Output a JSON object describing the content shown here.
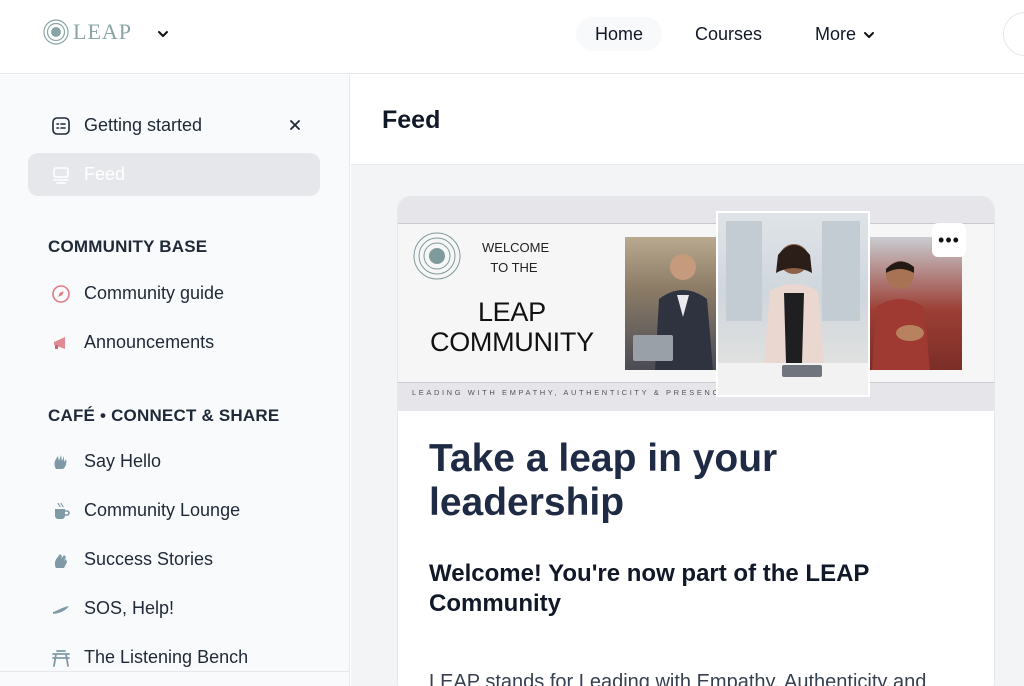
{
  "topbar": {
    "logo_text": "LEAP",
    "nav": {
      "home": "Home",
      "courses": "Courses",
      "more": "More"
    }
  },
  "sidebar": {
    "getting_started": "Getting started",
    "feed": "Feed",
    "sections": [
      {
        "heading": "COMMUNITY BASE",
        "items": [
          "Community guide",
          "Announcements"
        ]
      },
      {
        "heading": "CAFÉ • CONNECT & SHARE",
        "items": [
          "Say Hello",
          "Community Lounge",
          "Success Stories",
          "SOS, Help!",
          "The Listening Bench"
        ]
      }
    ],
    "icons": {
      "getting_started": "checklist-icon",
      "feed": "feed-icon",
      "community_guide": "compass-icon",
      "announcements": "megaphone-icon",
      "say_hello": "waving-hand-icon",
      "community_lounge": "coffee-icon",
      "success_stories": "clapping-hands-icon",
      "sos_help": "helping-hand-icon",
      "listening_bench": "bench-icon"
    }
  },
  "main": {
    "title": "Feed",
    "post": {
      "banner": {
        "welcome": "WELCOME TO THE",
        "title_line1": "LEAP",
        "title_line2": "COMMUNITY",
        "tagline": "LEADING WITH EMPATHY, AUTHENTICITY & PRESENCE"
      },
      "more_label": "•••",
      "title": "Take a leap in your leadership",
      "subtitle": "Welcome! You're now part of the LEAP Community",
      "body": "LEAP stands for Leading with Empathy, Authenticity and"
    }
  },
  "colors": {
    "accent": "#8aa5a5",
    "active_bg": "#e5e7eb",
    "title": "#1f2a44"
  }
}
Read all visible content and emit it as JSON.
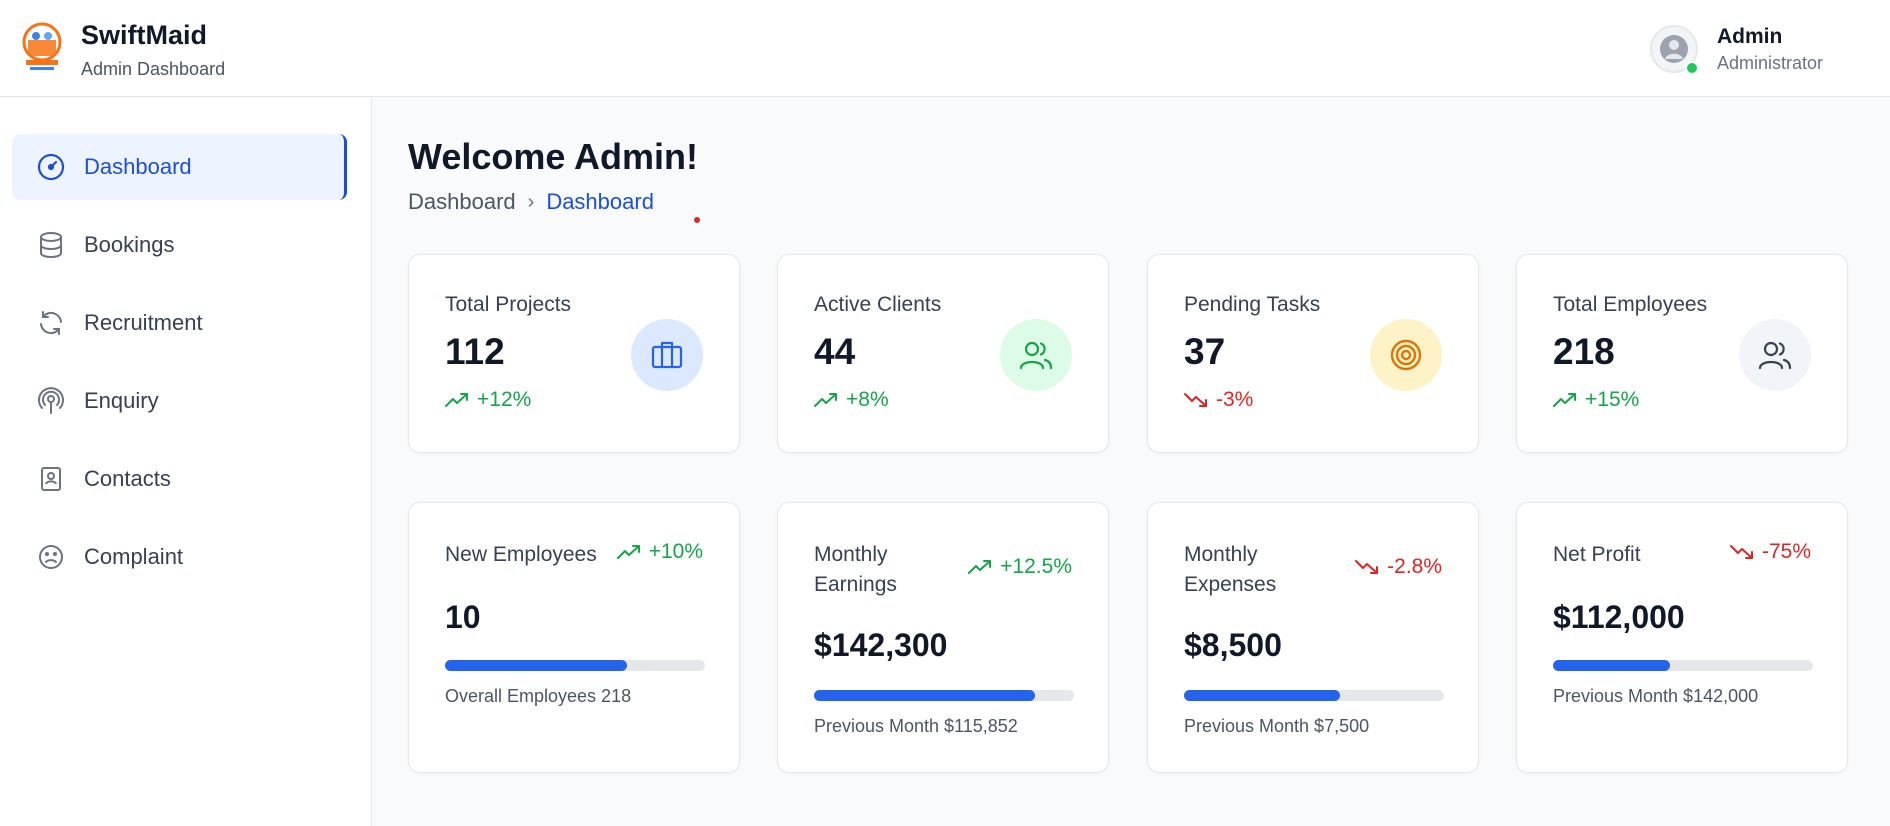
{
  "header": {
    "brand_name": "SwiftMaid",
    "brand_subtitle": "Admin Dashboard",
    "user_name": "Admin",
    "user_role": "Administrator"
  },
  "sidebar": {
    "items": [
      {
        "label": "Dashboard",
        "icon": "gauge-icon",
        "active": true
      },
      {
        "label": "Bookings",
        "icon": "database-icon"
      },
      {
        "label": "Recruitment",
        "icon": "refresh-icon"
      },
      {
        "label": "Enquiry",
        "icon": "broadcast-icon"
      },
      {
        "label": "Contacts",
        "icon": "contact-book-icon"
      },
      {
        "label": "Complaint",
        "icon": "sad-face-icon"
      }
    ]
  },
  "main": {
    "title": "Welcome Admin!",
    "breadcrumb": [
      "Dashboard",
      "Dashboard"
    ],
    "stats": [
      {
        "title": "Total Projects",
        "value": "112",
        "trend": "+12%",
        "direction": "up",
        "icon": "briefcase-icon",
        "icon_bg": "#dbe8fd",
        "icon_color": "#2563eb"
      },
      {
        "title": "Active Clients",
        "value": "44",
        "trend": "+8%",
        "direction": "up",
        "icon": "users-icon",
        "icon_bg": "#dcfce7",
        "icon_color": "#16a34a"
      },
      {
        "title": "Pending Tasks",
        "value": "37",
        "trend": "-3%",
        "direction": "down",
        "icon": "target-icon",
        "icon_bg": "#fef3c7",
        "icon_color": "#d97706"
      },
      {
        "title": "Total Employees",
        "value": "218",
        "trend": "+15%",
        "direction": "up",
        "icon": "users-icon",
        "icon_bg": "#f1f5f9",
        "icon_color": "#374151"
      }
    ],
    "metrics": [
      {
        "title": "New Employees",
        "trend": "+10%",
        "direction": "up",
        "value": "10",
        "progress": 0.7,
        "footer": "Overall Employees 218"
      },
      {
        "title": "Monthly Earnings",
        "trend": "+12.5%",
        "direction": "up",
        "value": "$142,300",
        "progress": 0.85,
        "footer": "Previous Month $115,852"
      },
      {
        "title": "Monthly Expenses",
        "trend": "-2.8%",
        "direction": "down",
        "value": "$8,500",
        "progress": 0.6,
        "footer": "Previous Month $7,500"
      },
      {
        "title": "Net Profit",
        "trend": "-75%",
        "direction": "down",
        "value": "$112,000",
        "progress": 0.45,
        "footer": "Previous Month $142,000"
      }
    ]
  },
  "colors": {
    "accent": "#1d4ed8",
    "up": "#16a34a",
    "down": "#dc2626",
    "progress": "#2563eb"
  }
}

-------

**TO BE DONE:** Without the pictures, output the full listing exactly as it stands.

**TASK ANSWER:**
Output a JSON object describing the content shown here.
{
  "topbar": {
    "logo_text": "LEAP",
    "nav": {
      "home": "Home",
      "courses": "Courses",
      "more": "More"
    }
  },
  "sidebar": {
    "getting_started": "Getting started",
    "feed": "Feed",
    "sections": [
      {
        "heading": "COMMUNITY BASE",
        "items": [
          "Community guide",
          "Announcements"
        ]
      },
      {
        "heading": "CAFÉ • CONNECT & SHARE",
        "items": [
          "Say Hello",
          "Community Lounge",
          "Success Stories",
          "SOS, Help!",
          "The Listening Bench"
        ]
      }
    ],
    "icons": {
      "getting_started": "checklist-icon",
      "feed": "feed-icon",
      "community_guide": "compass-icon",
      "announcements": "megaphone-icon",
      "say_hello": "waving-hand-icon",
      "community_lounge": "coffee-icon",
      "success_stories": "clapping-hands-icon",
      "sos_help": "helping-hand-icon",
      "listening_bench": "bench-icon"
    }
  },
  "main": {
    "title": "Feed",
    "post": {
      "banner": {
        "welcome": "WELCOME TO THE",
        "title_line1": "LEAP",
        "title_line2": "COMMUNITY",
        "tagline": "LEADING WITH EMPATHY, AUTHENTICITY & PRESENCE"
      },
      "more_label": "•••",
      "title": "Take a leap in your leadership",
      "subtitle": "Welcome! You're now part of the LEAP Community",
      "body": "LEAP stands for Leading with Empathy, Authenticity and"
    }
  },
  "colors": {
    "accent": "#8aa5a5",
    "active_bg": "#e5e7eb",
    "title": "#1f2a44"
  }
}
Read all visible content and emit it as JSON.
{
  "header": {
    "brand_name": "SwiftMaid",
    "brand_subtitle": "Admin Dashboard",
    "user_name": "Admin",
    "user_role": "Administrator"
  },
  "sidebar": {
    "items": [
      {
        "label": "Dashboard",
        "icon": "gauge-icon",
        "active": true
      },
      {
        "label": "Bookings",
        "icon": "database-icon"
      },
      {
        "label": "Recruitment",
        "icon": "refresh-icon"
      },
      {
        "label": "Enquiry",
        "icon": "broadcast-icon"
      },
      {
        "label": "Contacts",
        "icon": "contact-book-icon"
      },
      {
        "label": "Complaint",
        "icon": "sad-face-icon"
      }
    ]
  },
  "main": {
    "title": "Welcome Admin!",
    "breadcrumb": [
      "Dashboard",
      "Dashboard"
    ],
    "stats": [
      {
        "title": "Total Projects",
        "value": "112",
        "trend": "+12%",
        "direction": "up",
        "icon": "briefcase-icon",
        "icon_bg": "#dbe8fd",
        "icon_color": "#2563eb"
      },
      {
        "title": "Active Clients",
        "value": "44",
        "trend": "+8%",
        "direction": "up",
        "icon": "users-icon",
        "icon_bg": "#dcfce7",
        "icon_color": "#16a34a"
      },
      {
        "title": "Pending Tasks",
        "value": "37",
        "trend": "-3%",
        "direction": "down",
        "icon": "target-icon",
        "icon_bg": "#fef3c7",
        "icon_color": "#d97706"
      },
      {
        "title": "Total Employees",
        "value": "218",
        "trend": "+15%",
        "direction": "up",
        "icon": "users-icon",
        "icon_bg": "#f1f5f9",
        "icon_color": "#374151"
      }
    ],
    "metrics": [
      {
        "title": "New Employees",
        "trend": "+10%",
        "direction": "up",
        "value": "10",
        "progress": 0.7,
        "footer": "Overall Employees 218"
      },
      {
        "title": "Monthly Earnings",
        "trend": "+12.5%",
        "direction": "up",
        "value": "$142,300",
        "progress": 0.85,
        "footer": "Previous Month $115,852"
      },
      {
        "title": "Monthly Expenses",
        "trend": "-2.8%",
        "direction": "down",
        "value": "$8,500",
        "progress": 0.6,
        "footer": "Previous Month $7,500"
      },
      {
        "title": "Net Profit",
        "trend": "-75%",
        "direction": "down",
        "value": "$112,000",
        "progress": 0.45,
        "footer": "Previous Month $142,000"
      }
    ]
  },
  "colors": {
    "accent": "#1d4ed8",
    "up": "#16a34a",
    "down": "#dc2626",
    "progress": "#2563eb"
  }
}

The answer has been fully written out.